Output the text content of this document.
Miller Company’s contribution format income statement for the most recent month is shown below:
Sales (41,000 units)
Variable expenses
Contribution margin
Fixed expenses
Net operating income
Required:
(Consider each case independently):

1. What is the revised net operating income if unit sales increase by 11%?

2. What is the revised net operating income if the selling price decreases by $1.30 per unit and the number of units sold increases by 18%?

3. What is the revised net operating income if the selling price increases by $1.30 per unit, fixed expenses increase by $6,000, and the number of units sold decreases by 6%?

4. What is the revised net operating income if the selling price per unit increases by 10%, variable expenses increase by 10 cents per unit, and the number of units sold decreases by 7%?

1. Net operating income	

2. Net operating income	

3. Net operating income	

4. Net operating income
********
STATED TASK = Go through the entries and repeat each one exactly.

EXERCISE ANSWER =
Output the text content of this document.
Miller Company’s contribution format income statement for the most recent month is shown below:
Sales (41,000 units)
Variable expenses
Contribution margin
Fixed expenses
Net operating income
Required:
(Consider each case independently):

1. What is the revised net operating income if unit sales increase by 11%?

2. What is the revised net operating income if the selling price decreases by $1.30 per unit and the number of units sold increases by 18%?

3. What is the revised net operating income if the selling price increases by $1.30 per unit, fixed expenses increase by $6,000, and the number of units sold decreases by 6%?

4. What is the revised net operating income if the selling price per unit increases by 10%, variable expenses increase by 10 cents per unit, and the number of units sold decreases by 7%?

1. Net operating income	

2. Net operating income	

3. Net operating income	

4. Net operating income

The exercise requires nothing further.